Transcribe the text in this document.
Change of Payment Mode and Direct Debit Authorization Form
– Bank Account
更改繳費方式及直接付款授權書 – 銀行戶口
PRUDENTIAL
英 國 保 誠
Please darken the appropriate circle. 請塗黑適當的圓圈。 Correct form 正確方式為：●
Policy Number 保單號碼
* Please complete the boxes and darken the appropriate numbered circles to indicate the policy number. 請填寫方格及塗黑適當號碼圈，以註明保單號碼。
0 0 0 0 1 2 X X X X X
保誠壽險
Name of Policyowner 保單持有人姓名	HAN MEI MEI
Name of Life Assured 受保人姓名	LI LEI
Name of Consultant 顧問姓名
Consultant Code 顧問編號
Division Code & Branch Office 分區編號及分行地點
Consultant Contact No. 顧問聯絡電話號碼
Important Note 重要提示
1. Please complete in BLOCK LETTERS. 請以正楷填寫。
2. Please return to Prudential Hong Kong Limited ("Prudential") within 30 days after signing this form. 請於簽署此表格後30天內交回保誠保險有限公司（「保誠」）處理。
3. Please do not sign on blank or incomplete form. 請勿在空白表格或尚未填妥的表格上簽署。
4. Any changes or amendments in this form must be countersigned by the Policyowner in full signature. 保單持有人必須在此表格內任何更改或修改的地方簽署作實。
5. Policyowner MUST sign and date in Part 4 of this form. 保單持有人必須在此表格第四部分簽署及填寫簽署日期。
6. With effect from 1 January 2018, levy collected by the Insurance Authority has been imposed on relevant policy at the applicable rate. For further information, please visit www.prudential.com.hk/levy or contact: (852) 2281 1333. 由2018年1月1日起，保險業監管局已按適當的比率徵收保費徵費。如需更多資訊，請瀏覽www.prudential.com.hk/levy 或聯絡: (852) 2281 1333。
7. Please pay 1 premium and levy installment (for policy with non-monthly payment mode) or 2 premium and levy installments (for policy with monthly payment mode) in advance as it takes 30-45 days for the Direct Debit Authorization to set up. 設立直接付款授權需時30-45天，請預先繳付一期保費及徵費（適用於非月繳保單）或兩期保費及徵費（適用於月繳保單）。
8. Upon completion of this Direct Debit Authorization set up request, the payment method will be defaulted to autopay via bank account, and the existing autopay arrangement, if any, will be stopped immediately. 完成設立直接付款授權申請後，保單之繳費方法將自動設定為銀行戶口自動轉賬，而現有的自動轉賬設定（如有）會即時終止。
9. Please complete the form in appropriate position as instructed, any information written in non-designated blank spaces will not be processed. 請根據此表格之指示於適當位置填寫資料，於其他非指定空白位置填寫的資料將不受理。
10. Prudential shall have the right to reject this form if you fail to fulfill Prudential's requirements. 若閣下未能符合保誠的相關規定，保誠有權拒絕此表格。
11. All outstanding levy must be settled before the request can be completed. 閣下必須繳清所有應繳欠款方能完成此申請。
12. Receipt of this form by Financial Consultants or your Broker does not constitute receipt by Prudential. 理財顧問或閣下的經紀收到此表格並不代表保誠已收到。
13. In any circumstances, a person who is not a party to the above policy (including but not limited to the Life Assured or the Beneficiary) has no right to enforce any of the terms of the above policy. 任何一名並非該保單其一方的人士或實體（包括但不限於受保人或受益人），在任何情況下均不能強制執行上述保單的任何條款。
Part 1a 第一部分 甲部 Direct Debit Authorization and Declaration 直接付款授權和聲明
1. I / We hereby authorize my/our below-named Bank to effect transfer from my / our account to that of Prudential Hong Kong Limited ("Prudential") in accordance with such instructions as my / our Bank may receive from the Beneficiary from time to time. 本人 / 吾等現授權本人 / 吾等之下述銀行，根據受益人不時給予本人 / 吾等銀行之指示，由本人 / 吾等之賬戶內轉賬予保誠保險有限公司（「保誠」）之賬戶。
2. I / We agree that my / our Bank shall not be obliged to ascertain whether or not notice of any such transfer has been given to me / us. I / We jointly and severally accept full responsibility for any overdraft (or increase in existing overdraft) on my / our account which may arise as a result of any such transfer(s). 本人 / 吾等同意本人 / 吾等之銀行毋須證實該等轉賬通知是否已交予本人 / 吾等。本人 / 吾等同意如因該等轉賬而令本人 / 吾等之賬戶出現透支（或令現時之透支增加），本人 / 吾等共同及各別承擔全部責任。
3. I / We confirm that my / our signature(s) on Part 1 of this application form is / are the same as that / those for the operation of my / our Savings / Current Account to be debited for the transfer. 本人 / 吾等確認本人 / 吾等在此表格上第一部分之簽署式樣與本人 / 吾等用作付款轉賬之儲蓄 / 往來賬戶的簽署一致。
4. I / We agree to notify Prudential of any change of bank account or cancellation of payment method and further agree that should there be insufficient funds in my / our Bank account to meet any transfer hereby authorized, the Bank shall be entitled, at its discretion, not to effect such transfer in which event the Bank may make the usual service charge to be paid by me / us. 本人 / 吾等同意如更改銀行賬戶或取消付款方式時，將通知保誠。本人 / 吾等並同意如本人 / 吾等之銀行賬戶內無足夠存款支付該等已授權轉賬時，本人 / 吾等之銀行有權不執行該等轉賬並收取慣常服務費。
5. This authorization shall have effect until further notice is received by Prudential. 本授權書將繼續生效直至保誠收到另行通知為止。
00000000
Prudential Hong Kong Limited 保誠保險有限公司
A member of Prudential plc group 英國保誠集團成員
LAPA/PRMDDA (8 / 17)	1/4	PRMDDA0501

————

_Your instructions:_
Lines from the records above that hold "notice" are the ones to list.

_Output for this task:_
2. I / We agree that my / our Bank shall not be obliged to ascertain whether or not notice of any such transfer has been given to me / us. I / We jointly and severally accept full responsibility for any overdraft (or increase in existing overdraft) on my / our account which may arise as a result of any such transfer(s). 本人 / 吾等同意本人 / 吾等之銀行毋須證實該等轉賬通知是否已交予本人 / 吾等。本人 / 吾等同意如因該等轉賬而令本人 / 吾等之賬戶出現透支（或令現時之透支增加），本人 / 吾等共同及各別承擔全部責任。
5. This authorization shall have effect until further notice is received by Prudential. 本授權書將繼續生效直至保誠收到另行通知為止。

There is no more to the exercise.